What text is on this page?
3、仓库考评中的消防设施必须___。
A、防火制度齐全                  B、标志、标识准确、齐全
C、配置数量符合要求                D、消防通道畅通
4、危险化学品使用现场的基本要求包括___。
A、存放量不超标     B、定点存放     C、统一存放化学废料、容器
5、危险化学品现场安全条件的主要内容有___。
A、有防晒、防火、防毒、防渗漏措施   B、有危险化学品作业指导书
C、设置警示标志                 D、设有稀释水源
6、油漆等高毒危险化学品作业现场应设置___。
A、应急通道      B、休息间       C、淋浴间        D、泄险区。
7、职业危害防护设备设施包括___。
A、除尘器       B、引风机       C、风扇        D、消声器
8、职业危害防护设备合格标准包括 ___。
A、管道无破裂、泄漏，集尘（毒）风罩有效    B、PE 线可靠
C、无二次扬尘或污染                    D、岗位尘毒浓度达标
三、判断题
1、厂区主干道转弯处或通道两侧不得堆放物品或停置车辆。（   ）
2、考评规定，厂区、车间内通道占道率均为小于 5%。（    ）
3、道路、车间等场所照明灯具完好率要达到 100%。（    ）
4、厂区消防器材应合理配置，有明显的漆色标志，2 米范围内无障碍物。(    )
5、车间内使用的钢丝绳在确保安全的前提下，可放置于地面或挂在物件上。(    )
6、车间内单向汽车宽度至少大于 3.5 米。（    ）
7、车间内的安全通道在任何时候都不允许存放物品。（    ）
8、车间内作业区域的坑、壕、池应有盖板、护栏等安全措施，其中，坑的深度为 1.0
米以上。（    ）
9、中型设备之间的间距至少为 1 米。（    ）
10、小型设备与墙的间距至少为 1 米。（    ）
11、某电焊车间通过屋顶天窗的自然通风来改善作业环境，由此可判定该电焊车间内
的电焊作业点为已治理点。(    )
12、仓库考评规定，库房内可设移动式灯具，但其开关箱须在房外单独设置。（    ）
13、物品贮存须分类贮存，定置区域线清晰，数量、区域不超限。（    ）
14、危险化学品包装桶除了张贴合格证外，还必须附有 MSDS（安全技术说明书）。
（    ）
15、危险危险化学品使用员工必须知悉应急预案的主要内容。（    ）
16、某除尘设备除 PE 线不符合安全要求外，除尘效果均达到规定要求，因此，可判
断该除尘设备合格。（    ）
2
*****
__The request__.
Copy the records above exactly.

__Exercise response__.
What text is on this page?
3、仓库考评中的消防设施必须___。
A、防火制度齐全                  B、标志、标识准确、齐全
C、配置数量符合要求                D、消防通道畅通
4、危险化学品使用现场的基本要求包括___。
A、存放量不超标     B、定点存放     C、统一存放化学废料、容器
5、危险化学品现场安全条件的主要内容有___。
A、有防晒、防火、防毒、防渗漏措施   B、有危险化学品作业指导书
C、设置警示标志                 D、设有稀释水源
6、油漆等高毒危险化学品作业现场应设置___。
A、应急通道      B、休息间       C、淋浴间        D、泄险区。
7、职业危害防护设备设施包括___。
A、除尘器       B、引风机       C、风扇        D、消声器
8、职业危害防护设备合格标准包括 ___。
A、管道无破裂、泄漏，集尘（毒）风罩有效    B、PE 线可靠
C、无二次扬尘或污染                    D、岗位尘毒浓度达标
三、判断题
1、厂区主干道转弯处或通道两侧不得堆放物品或停置车辆。（   ）
2、考评规定，厂区、车间内通道占道率均为小于 5%。（    ）
3、道路、车间等场所照明灯具完好率要达到 100%。（    ）
4、厂区消防器材应合理配置，有明显的漆色标志，2 米范围内无障碍物。(    )
5、车间内使用的钢丝绳在确保安全的前提下，可放置于地面或挂在物件上。(    )
6、车间内单向汽车宽度至少大于 3.5 米。（    ）
7、车间内的安全通道在任何时候都不允许存放物品。（    ）
8、车间内作业区域的坑、壕、池应有盖板、护栏等安全措施，其中，坑的深度为 1.0
米以上。（    ）
9、中型设备之间的间距至少为 1 米。（    ）
10、小型设备与墙的间距至少为 1 米。（    ）
11、某电焊车间通过屋顶天窗的自然通风来改善作业环境，由此可判定该电焊车间内
的电焊作业点为已治理点。(    )
12、仓库考评规定，库房内可设移动式灯具，但其开关箱须在房外单独设置。（    ）
13、物品贮存须分类贮存，定置区域线清晰，数量、区域不超限。（    ）
14、危险化学品包装桶除了张贴合格证外，还必须附有 MSDS（安全技术说明书）。
（    ）
15、危险危险化学品使用员工必须知悉应急预案的主要内容。（    ）
16、某除尘设备除 PE 线不符合安全要求外，除尘效果均达到规定要求，因此，可判
断该除尘设备合格。（    ）
2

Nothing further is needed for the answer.